#### SOURCE DOCUMENT:
_ _ _ _
Paula Gail Benson's monologue "Beloved Husband," from the perspective of Norton Baskin the second husband of Marjorie Kinan Rawlings (who wrote The Yearling and Cross Creek), appears in the Red Penguin Collection's An Empty Stage (released March 28, 2021).

Martha Reed's "Death by GPS" will appear in the Spring 2021 issue of Suspense Magazine, which will be released in the second week of April. Congratulations, Martha!

Susan Van Kirk has a new audiobook, A Death at Tippitt Pond, that will be released this month. Marry in Haste will be released in May by Harlequin Worldwide Mystery, as will Death Takes No Bribes in September. Congratulations, Susan.

Congratulations to Martha Reed. Her short story, "The Honor Thief" was chosen for the 2021 Bouchercon Anthology, This Time For Sure. Hank Phillippi Ryan will edit the volume, which will be released in August at the time of the convention.

Margaret S. Hamilton's short story, "Killer Weeds," appears in the January 20 edition of Texas Gardener's Seeds: From Our Garden to Yours. Congratulations, Margaret, who, if you follow Facebook know, is a superb gardener herself!
_ _ _ _
#### EXTRACTED RECORDS:
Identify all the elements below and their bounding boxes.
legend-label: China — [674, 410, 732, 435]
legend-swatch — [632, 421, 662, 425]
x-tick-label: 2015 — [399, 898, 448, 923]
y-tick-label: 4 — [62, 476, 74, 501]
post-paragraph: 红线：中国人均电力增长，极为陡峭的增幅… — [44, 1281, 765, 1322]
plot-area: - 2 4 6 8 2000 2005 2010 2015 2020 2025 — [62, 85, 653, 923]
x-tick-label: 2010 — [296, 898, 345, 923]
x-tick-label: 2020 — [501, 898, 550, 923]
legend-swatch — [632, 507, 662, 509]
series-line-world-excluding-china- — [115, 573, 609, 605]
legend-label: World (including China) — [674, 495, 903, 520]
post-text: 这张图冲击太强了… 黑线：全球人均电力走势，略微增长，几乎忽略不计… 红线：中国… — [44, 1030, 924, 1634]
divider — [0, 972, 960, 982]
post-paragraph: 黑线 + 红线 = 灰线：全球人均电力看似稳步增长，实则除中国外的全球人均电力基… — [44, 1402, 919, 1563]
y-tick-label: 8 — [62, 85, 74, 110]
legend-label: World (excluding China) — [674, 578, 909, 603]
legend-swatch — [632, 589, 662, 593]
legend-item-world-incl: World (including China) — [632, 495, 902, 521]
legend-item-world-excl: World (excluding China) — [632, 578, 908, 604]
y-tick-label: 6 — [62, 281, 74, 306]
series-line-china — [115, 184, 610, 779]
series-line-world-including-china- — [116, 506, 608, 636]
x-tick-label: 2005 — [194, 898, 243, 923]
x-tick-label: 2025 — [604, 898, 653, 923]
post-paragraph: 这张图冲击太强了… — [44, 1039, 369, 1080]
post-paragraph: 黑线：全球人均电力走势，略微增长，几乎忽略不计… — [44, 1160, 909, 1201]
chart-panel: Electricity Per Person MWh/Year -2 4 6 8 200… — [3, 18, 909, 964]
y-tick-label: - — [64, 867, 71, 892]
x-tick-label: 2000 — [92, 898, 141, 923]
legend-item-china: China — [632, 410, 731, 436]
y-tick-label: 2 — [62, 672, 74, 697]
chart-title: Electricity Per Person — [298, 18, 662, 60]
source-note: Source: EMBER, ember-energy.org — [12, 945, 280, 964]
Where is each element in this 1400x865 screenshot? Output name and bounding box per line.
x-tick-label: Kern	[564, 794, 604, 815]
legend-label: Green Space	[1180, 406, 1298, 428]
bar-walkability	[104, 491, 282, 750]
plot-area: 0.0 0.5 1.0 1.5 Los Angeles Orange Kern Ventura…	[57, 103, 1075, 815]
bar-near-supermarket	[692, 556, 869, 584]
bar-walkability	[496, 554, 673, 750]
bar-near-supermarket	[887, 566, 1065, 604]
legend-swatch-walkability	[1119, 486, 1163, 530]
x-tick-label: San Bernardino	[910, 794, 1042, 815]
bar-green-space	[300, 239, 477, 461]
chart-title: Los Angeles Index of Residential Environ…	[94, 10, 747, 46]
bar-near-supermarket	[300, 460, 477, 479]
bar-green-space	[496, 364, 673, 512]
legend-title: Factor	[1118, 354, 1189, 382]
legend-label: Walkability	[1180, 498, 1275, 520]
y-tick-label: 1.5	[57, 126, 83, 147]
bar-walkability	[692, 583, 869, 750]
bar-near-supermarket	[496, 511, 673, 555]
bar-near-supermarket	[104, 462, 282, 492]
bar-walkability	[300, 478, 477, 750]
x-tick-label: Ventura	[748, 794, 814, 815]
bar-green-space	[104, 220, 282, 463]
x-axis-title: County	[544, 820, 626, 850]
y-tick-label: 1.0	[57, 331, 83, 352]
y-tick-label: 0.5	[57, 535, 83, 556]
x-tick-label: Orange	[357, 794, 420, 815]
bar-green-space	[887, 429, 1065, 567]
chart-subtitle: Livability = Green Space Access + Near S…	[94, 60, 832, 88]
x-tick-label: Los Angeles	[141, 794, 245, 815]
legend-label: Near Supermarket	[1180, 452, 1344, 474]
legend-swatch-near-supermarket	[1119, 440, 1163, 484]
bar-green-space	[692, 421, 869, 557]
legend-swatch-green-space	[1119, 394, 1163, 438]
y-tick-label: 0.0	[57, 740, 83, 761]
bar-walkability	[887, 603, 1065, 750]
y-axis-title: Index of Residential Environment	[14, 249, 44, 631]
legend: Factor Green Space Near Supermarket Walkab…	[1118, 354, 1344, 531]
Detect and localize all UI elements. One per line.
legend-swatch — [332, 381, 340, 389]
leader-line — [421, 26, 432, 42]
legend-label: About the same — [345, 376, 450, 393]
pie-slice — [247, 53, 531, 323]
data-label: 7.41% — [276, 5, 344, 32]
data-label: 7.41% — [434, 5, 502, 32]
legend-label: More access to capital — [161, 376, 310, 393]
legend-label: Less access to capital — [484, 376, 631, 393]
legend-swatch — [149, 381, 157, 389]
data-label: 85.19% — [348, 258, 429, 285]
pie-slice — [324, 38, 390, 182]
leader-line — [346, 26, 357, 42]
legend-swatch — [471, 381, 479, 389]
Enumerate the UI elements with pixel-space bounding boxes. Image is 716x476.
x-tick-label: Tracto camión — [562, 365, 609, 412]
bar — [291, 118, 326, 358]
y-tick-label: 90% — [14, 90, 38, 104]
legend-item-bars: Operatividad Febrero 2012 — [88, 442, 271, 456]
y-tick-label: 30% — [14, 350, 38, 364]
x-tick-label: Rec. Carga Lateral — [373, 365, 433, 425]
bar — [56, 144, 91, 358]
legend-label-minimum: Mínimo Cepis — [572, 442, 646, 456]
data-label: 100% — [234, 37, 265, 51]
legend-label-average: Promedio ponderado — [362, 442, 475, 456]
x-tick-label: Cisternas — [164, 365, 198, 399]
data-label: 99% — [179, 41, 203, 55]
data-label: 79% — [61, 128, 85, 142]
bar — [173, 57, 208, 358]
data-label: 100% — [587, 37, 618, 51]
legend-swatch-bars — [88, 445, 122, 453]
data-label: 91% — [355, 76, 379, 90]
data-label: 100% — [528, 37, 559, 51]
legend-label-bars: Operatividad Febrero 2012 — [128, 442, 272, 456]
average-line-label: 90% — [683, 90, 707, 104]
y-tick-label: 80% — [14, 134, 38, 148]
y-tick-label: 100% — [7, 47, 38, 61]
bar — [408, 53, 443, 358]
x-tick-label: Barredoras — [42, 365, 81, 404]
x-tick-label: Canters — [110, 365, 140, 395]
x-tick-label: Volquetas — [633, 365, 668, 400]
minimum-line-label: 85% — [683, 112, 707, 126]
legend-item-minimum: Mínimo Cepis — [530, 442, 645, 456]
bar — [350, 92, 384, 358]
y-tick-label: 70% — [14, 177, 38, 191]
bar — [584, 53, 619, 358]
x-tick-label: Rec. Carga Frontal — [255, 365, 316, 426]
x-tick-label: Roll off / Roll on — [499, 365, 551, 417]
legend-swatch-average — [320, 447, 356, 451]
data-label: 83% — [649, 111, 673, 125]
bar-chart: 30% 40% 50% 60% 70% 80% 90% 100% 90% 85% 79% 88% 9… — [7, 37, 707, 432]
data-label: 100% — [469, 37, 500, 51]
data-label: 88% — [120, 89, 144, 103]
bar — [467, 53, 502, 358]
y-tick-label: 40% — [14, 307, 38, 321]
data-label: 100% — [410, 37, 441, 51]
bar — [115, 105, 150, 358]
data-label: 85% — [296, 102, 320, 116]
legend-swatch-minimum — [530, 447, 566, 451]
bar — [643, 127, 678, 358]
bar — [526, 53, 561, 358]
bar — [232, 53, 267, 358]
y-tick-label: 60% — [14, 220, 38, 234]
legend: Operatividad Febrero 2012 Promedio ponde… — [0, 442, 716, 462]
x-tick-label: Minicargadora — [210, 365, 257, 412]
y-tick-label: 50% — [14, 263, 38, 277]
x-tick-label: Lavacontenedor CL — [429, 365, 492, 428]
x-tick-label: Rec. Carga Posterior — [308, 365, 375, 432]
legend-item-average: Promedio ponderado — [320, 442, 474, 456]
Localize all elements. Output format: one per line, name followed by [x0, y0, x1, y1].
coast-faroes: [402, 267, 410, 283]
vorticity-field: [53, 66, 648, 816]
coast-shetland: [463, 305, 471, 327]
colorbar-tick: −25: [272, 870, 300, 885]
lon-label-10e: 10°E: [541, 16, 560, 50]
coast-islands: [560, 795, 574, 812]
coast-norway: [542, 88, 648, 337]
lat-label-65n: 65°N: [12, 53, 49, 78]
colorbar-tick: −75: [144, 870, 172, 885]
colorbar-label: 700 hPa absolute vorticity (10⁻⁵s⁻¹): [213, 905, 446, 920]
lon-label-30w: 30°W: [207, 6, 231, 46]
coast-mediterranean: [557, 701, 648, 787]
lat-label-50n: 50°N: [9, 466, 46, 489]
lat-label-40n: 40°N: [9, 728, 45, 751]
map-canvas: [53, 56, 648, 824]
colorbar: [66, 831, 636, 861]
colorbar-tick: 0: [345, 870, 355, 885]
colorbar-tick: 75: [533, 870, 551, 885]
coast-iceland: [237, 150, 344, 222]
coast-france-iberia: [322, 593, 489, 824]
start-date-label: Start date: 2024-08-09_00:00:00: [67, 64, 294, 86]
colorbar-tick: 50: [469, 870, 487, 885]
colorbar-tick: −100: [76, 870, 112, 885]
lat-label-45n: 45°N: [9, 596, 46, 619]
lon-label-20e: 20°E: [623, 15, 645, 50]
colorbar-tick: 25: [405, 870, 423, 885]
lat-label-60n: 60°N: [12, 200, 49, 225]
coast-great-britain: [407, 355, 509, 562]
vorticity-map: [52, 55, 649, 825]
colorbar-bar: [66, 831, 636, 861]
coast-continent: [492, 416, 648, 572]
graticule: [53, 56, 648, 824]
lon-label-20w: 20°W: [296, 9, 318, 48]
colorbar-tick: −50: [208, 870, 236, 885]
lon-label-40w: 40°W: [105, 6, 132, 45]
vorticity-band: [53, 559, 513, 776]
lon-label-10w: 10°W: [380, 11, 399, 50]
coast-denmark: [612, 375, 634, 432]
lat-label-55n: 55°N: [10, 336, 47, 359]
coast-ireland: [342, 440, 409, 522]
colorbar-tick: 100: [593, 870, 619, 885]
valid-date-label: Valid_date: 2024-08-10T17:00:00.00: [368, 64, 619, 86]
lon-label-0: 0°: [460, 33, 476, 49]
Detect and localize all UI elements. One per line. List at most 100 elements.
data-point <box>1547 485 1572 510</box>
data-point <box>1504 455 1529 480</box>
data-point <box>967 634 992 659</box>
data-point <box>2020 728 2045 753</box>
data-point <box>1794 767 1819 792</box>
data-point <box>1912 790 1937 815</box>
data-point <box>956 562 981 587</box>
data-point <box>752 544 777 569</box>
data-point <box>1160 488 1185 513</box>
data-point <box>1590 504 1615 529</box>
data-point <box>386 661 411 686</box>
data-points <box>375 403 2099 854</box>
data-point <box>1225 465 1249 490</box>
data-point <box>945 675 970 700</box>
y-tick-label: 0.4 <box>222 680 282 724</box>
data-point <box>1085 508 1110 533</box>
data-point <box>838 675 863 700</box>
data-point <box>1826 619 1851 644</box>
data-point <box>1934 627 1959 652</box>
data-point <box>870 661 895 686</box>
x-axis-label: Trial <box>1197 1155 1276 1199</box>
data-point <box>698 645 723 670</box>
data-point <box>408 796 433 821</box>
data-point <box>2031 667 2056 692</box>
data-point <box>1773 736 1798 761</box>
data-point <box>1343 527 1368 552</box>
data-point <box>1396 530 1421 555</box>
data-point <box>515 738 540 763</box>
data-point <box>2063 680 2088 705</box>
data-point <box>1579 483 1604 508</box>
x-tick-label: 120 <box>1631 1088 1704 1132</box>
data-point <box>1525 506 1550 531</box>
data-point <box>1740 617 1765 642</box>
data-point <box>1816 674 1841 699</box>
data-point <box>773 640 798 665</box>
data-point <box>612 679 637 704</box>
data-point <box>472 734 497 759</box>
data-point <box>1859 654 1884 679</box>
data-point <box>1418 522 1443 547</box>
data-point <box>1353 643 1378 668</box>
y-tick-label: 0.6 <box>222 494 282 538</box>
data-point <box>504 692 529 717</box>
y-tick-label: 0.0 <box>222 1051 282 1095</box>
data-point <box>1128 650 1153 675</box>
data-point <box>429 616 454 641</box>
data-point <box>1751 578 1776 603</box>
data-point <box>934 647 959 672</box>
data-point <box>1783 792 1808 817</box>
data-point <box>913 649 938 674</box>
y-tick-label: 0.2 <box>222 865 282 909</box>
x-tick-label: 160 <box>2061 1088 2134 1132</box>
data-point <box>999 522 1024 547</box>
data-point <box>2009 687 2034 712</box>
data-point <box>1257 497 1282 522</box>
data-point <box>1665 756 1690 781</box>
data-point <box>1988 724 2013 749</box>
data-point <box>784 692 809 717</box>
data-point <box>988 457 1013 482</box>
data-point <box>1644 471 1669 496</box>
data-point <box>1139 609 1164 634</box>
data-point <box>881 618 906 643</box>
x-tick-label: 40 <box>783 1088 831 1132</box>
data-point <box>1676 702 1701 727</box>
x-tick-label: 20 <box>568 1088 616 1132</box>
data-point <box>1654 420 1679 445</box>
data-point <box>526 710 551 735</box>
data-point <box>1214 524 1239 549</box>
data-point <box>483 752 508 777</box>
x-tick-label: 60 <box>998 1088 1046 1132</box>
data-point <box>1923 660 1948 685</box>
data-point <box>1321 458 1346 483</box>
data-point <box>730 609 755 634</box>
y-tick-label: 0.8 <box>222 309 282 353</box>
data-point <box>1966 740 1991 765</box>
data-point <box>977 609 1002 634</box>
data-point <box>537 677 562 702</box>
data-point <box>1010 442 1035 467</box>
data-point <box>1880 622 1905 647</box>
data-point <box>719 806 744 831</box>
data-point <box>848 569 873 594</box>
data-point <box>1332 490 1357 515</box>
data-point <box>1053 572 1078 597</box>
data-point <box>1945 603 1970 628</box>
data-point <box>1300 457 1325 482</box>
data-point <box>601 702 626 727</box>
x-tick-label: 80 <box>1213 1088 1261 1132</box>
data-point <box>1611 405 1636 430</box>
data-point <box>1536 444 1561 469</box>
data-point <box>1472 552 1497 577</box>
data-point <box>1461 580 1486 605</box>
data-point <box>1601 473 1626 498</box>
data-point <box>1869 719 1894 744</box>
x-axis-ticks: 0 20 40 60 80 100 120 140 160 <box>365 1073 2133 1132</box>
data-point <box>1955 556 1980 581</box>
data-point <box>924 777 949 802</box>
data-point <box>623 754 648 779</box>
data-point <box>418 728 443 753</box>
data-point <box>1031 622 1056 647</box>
_ _ _ _
#### PROBLEM SET:
1. In the publication news, who will edit the 2021 Bouchercon Anthology?
2. Return the stretch of the publication news from "Susan Van Kirk" through "superb gardener herself!", copied word for word.

#### COMPLETED EXERCISE:
1. Hank Phillippi Ryan

2.
Susan Van Kirk has a new audiobook, A Death at Tippitt Pond, that will be released this month. Marry in Haste will be released in May by Harlequin Worldwide Mystery, as will Death Takes No Bribes in September. Congratulations, Susan.

Congratulations to Martha Reed. Her short story, "The Honor Thief" was chosen for the 2021 Bouchercon Anthology, This Time For Sure. Hank Phillippi Ryan will edit the volume, which will be released in August at the time of the convention.

Margaret S. Hamilton's short story, "Killer Weeds," appears in the January 20 edition of Texas Gardener's Seeds: From Our Garden to Yours. Congratulations, Margaret, who, if you follow Facebook know, is a superb gardener herself!